> Task details: Please write out the part of the essay on the npm attack word for word, starting at "This one is" and ending at "to a person.".

> Passage to read:
The Leopard's Head
On May 19, one stolen login pushed 637 poisoned software versions into the world's computers in twenty-two minutes. A London guild solved this exact problem in the year 1300, and the answer was not 'trust the silversmith.'
On May 19, somebody logged into a single npm account and, over the next twenty-two minutes, published 637 malicious versions across 317 software packages. I wish the attack had been a least a little bit interesting, but it wasn't.
They logged in with valid credentials, the registry said welcome back, and an automated script did the rest. The poisoned packages included echarts-for-react, a charting wrapper that pulls well over a million downloads a week, along with a pile of the @antv data-visualization libraries that sit quietly underneath dashboards at companies that have never once heard the name AntV. The payload was a 498-kilobyte obfuscated script that went looking for everything worth stealing: AWS keys, Kubernetes service-account tokens, GitHub tokens, npm tokens, SSH keys, and the local vaults of 1Password and Bitwarden. If your project carried "echarts-for-react": "^3.0.6" in its package.json, that innocent little caret resolved you to the malicious 3.2.7 on the next clean install. You did not have to do anything wrong; you only had to have done everything normal.
This one is called Mini Shai-Hulud, and it is the small, fast cousin of the Shai-Hulud worm that tore through npm last September, the self-replicating one that used each maintainer's stolen token to poison the next maintainer's packages and backdoored hundreds of them before anyone could react. The mechanism never changes; it's always one account with all the trust, and the account belongs to a person.
Everybody in software has seen the xkcd. All of modern digital infrastructure drawn as a teetering tower of blocks, the whole thing balanced on one tiny load-bearing piece labeled "a project some random person in Nebraska has been thanklessly maintaining since 2003." We laughed because it was true, but it stopped being funny the moment somebody noticed that the person in Nebraska also has an npm token, that the token is the actual load-bearing piece, where if you can just phish the human holding it, you win. We built a trillion-dollar industry on a trust model that reduces, when you say it plainly, to "the package is fine because Dave uploaded it and Dave seems nice."

(Coordinate annotation records)
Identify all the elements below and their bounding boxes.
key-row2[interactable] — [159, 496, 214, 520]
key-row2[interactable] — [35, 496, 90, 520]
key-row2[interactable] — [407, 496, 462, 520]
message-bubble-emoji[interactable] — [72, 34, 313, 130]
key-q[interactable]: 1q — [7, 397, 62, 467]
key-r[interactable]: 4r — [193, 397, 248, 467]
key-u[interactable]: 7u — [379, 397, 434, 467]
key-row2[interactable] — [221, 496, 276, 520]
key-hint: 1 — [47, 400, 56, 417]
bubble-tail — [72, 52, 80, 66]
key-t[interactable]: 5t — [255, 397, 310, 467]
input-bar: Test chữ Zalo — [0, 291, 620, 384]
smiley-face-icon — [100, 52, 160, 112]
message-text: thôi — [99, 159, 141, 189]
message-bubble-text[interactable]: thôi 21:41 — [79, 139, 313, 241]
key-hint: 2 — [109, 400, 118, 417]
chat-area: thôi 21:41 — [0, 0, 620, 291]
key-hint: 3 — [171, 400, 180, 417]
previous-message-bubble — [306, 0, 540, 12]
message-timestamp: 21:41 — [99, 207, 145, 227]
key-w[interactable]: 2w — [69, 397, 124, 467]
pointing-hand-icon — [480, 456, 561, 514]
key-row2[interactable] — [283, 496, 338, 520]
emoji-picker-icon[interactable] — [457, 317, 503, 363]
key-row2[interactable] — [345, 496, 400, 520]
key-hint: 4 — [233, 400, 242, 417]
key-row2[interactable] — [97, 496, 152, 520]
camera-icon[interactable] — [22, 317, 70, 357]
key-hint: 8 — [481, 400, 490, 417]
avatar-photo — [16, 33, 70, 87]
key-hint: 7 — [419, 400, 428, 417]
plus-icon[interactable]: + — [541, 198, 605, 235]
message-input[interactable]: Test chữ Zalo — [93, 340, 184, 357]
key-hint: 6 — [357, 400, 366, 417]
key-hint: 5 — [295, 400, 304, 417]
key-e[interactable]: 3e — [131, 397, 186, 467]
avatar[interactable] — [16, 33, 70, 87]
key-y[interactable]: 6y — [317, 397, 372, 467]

> Exercise answer:
This one is called Mini Shai-Hulud, and it is the small, fast cousin of the Shai-Hulud worm that tore through npm last September, the self-replicating one that used each maintainer's stolen token to poison the next maintainer's packages and backdoored hundreds of them before anyone could react. The mechanism never changes; it's always one account with all the trust, and the account belongs to a person.